Challenge:
Filter these entries, keeping only lines that hold the word "students".

Records provided:
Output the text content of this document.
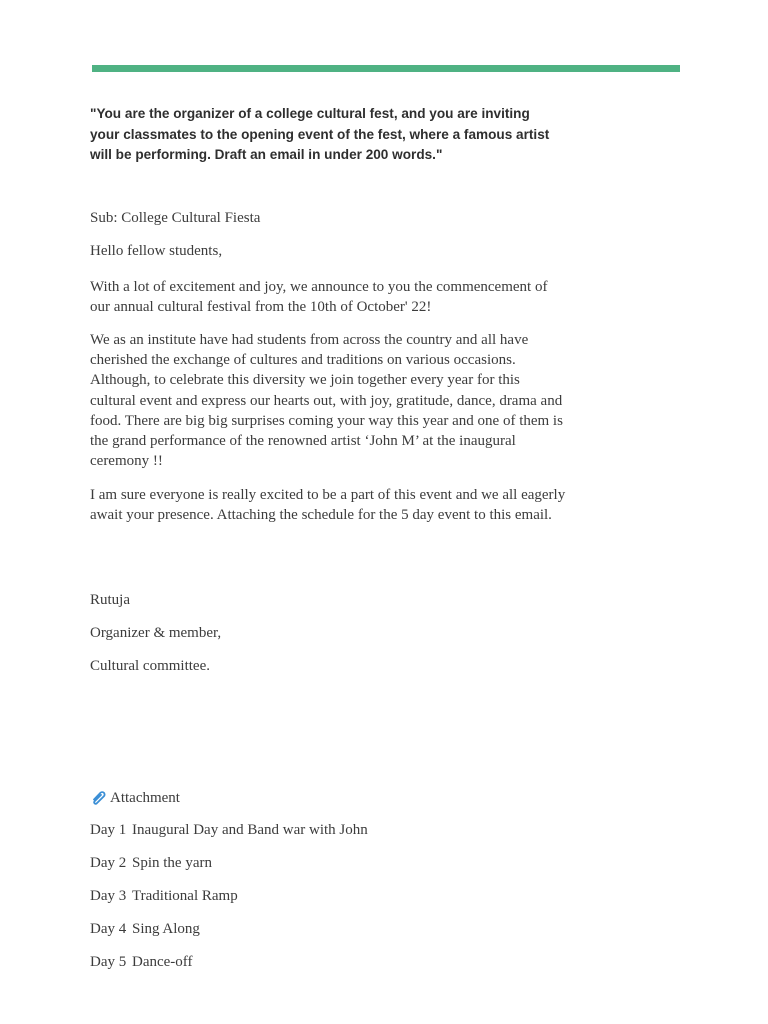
"You are the organizer of a college cultural fest, and you are inviting your classmates to the opening event of the fest, where a famous artist will be performing. Draft an email in under 200 words."

Sub: College Cultural Fiesta

Hello fellow students,

With a lot of excitement and joy, we announce to you the commencement of our annual cultural festival from the 10th of October' 22!

We as an institute have had students from across the country and all have cherished the exchange of cultures and traditions on various occasions. Although, to celebrate this diversity we join together every year for this cultural event and express our hearts out, with joy, gratitude, dance, drama and food. There are big big surprises coming your way this year and one of them is the grand performance of the renowned artist ‘John M’ at the inaugural ceremony !!

I am sure everyone is really excited to be a part of this event and we all eagerly await your presence. Attaching the schedule for the 5 day event to this email.

Rutuja

Organizer & member,

Cultural committee.

Attachment

Day 1 Inaugural Day and Band war with John

Day 2 Spin the yarn

Day 3 Traditional Ramp

Day 4 Sing Along

Day 5 Dance-off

Exercise response:
Hello fellow students,
We as an institute have had students from across the country and all have cherished the exchange of cultures and traditions on various occasions. Although, to celebrate this diversity we join together every year for this cultural event and express our hearts out, with joy, gratitude, dance, drama and food. There are big big surprises coming your way this year and one of them is the grand performance of the renowned artist ‘John M’ at the inaugural ceremony !!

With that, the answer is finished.